* [Your instructions]
Copy the data below exactly.
--- --- ---
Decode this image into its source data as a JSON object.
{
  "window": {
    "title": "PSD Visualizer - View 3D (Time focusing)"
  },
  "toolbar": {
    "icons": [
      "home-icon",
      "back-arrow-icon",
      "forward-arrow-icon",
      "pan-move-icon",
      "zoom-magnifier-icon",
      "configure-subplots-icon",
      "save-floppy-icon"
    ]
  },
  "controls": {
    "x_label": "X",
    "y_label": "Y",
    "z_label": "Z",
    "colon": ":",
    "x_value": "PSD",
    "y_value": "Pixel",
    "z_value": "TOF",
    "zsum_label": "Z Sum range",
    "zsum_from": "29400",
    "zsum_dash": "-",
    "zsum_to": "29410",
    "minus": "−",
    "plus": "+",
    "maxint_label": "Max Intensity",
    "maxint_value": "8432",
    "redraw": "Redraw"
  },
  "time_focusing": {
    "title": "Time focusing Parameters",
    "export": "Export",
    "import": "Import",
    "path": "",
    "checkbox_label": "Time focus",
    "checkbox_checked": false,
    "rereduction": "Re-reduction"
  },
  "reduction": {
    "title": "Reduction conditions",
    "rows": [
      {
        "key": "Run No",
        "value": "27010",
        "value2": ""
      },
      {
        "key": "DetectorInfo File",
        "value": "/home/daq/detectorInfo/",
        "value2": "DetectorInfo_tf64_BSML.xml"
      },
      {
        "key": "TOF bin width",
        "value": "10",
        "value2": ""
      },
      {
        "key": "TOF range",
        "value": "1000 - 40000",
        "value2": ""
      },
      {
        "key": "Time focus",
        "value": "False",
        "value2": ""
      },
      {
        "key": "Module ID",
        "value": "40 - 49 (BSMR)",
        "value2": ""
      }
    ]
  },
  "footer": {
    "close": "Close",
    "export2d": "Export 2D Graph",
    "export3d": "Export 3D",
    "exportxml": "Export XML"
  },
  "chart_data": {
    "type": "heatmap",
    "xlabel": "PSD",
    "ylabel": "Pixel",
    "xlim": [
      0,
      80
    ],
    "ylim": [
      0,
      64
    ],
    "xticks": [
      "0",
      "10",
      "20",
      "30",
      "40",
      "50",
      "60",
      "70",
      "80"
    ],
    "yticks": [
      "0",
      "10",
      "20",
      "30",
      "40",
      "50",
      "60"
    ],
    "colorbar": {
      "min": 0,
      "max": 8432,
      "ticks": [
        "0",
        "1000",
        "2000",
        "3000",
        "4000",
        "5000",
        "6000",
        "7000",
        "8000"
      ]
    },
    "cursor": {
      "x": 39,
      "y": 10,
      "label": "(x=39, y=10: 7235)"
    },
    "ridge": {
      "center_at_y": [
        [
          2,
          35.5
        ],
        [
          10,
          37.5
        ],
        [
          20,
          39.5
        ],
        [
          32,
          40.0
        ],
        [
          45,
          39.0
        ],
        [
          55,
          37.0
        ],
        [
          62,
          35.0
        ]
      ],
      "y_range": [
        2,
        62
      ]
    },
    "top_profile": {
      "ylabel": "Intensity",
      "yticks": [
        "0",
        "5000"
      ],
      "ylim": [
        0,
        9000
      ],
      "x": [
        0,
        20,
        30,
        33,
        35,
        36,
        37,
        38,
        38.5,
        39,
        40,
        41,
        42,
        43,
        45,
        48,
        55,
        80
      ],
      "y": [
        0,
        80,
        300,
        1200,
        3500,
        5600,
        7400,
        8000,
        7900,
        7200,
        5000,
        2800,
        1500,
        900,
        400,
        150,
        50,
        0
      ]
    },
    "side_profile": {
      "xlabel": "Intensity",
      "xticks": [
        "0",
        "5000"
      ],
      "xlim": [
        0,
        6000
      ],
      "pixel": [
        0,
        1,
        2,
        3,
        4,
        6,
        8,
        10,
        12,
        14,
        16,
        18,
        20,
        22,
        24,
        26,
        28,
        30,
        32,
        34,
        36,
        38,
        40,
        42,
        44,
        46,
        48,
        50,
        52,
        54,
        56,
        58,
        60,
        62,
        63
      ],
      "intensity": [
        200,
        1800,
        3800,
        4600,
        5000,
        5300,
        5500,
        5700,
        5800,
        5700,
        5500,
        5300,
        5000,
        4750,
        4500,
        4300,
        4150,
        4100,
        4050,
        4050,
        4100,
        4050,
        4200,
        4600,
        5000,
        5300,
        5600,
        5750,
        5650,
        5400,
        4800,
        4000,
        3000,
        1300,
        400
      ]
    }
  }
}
--- --- ---
* [Response]
Decode this image into its source data as a JSON object.
{
  "window": {
    "title": "PSD Visualizer - View 3D (Time focusing)"
  },
  "toolbar": {
    "icons": [
      "home-icon",
      "back-arrow-icon",
      "forward-arrow-icon",
      "pan-move-icon",
      "zoom-magnifier-icon",
      "configure-subplots-icon",
      "save-floppy-icon"
    ]
  },
  "controls": {
    "x_label": "X",
    "y_label": "Y",
    "z_label": "Z",
    "colon": ":",
    "x_value": "PSD",
    "y_value": "Pixel",
    "z_value": "TOF",
    "zsum_label": "Z Sum range",
    "zsum_from": "29400",
    "zsum_dash": "-",
    "zsum_to": "29410",
    "minus": "−",
    "plus": "+",
    "maxint_label": "Max Intensity",
    "maxint_value": "8432",
    "redraw": "Redraw"
  },
  "time_focusing": {
    "title": "Time focusing Parameters",
    "export": "Export",
    "import": "Import",
    "path": "",
    "checkbox_label": "Time focus",
    "checkbox_checked": false,
    "rereduction": "Re-reduction"
  },
  "reduction": {
    "title": "Reduction conditions",
    "rows": [
      {
        "key": "Run No",
        "value": "27010",
        "value2": ""
      },
      {
        "key": "DetectorInfo File",
        "value": "/home/daq/detectorInfo/",
        "value2": "DetectorInfo_tf64_BSML.xml"
      },
      {
        "key": "TOF bin width",
        "value": "10",
        "value2": ""
      },
      {
        "key": "TOF range",
        "value": "1000 - 40000",
        "value2": ""
      },
      {
        "key": "Time focus",
        "value": "False",
        "value2": ""
      },
      {
        "key": "Module ID",
        "value": "40 - 49 (BSMR)",
        "value2": ""
      }
    ]
  },
  "footer": {
    "close": "Close",
    "export2d": "Export 2D Graph",
    "export3d": "Export 3D",
    "exportxml": "Export XML"
  },
  "chart_data": {
    "type": "heatmap",
    "xlabel": "PSD",
    "ylabel": "Pixel",
    "xlim": [
      0,
      80
    ],
    "ylim": [
      0,
      64
    ],
    "xticks": [
      "0",
      "10",
      "20",
      "30",
      "40",
      "50",
      "60",
      "70",
      "80"
    ],
    "yticks": [
      "0",
      "10",
      "20",
      "30",
      "40",
      "50",
      "60"
    ],
    "colorbar": {
      "min": 0,
      "max": 8432,
      "ticks": [
        "0",
        "1000",
        "2000",
        "3000",
        "4000",
        "5000",
        "6000",
        "7000",
        "8000"
      ]
    },
    "cursor": {
      "x": 39,
      "y": 10,
      "label": "(x=39, y=10: 7235)"
    },
    "ridge": {
      "center_at_y": [
        [
          2,
          35.5
        ],
        [
          10,
          37.5
        ],
        [
          20,
          39.5
        ],
        [
          32,
          40.0
        ],
        [
          45,
          39.0
        ],
        [
          55,
          37.0
        ],
        [
          62,
          35.0
        ]
      ],
      "y_range": [
        2,
        62
      ]
    },
    "top_profile": {
      "ylabel": "Intensity",
      "yticks": [
        "0",
        "5000"
      ],
      "ylim": [
        0,
        9000
      ],
      "x": [
        0,
        20,
        30,
        33,
        35,
        36,
        37,
        38,
        38.5,
        39,
        40,
        41,
        42,
        43,
        45,
        48,
        55,
        80
      ],
      "y": [
        0,
        80,
        300,
        1200,
        3500,
        5600,
        7400,
        8000,
        7900,
        7200,
        5000,
        2800,
        1500,
        900,
        400,
        150,
        50,
        0
      ]
    },
    "side_profile": {
      "xlabel": "Intensity",
      "xticks": [
        "0",
        "5000"
      ],
      "xlim": [
        0,
        6000
      ],
      "pixel": [
        0,
        1,
        2,
        3,
        4,
        6,
        8,
        10,
        12,
        14,
        16,
        18,
        20,
        22,
        24,
        26,
        28,
        30,
        32,
        34,
        36,
        38,
        40,
        42,
        44,
        46,
        48,
        50,
        52,
        54,
        56,
        58,
        60,
        62,
        63
      ],
      "intensity": [
        200,
        1800,
        3800,
        4600,
        5000,
        5300,
        5500,
        5700,
        5800,
        5700,
        5500,
        5300,
        5000,
        4750,
        4500,
        4300,
        4150,
        4100,
        4050,
        4050,
        4100,
        4050,
        4200,
        4600,
        5000,
        5300,
        5600,
        5750,
        5650,
        5400,
        4800,
        4000,
        3000,
        1300,
        400
      ]
    }
  }
}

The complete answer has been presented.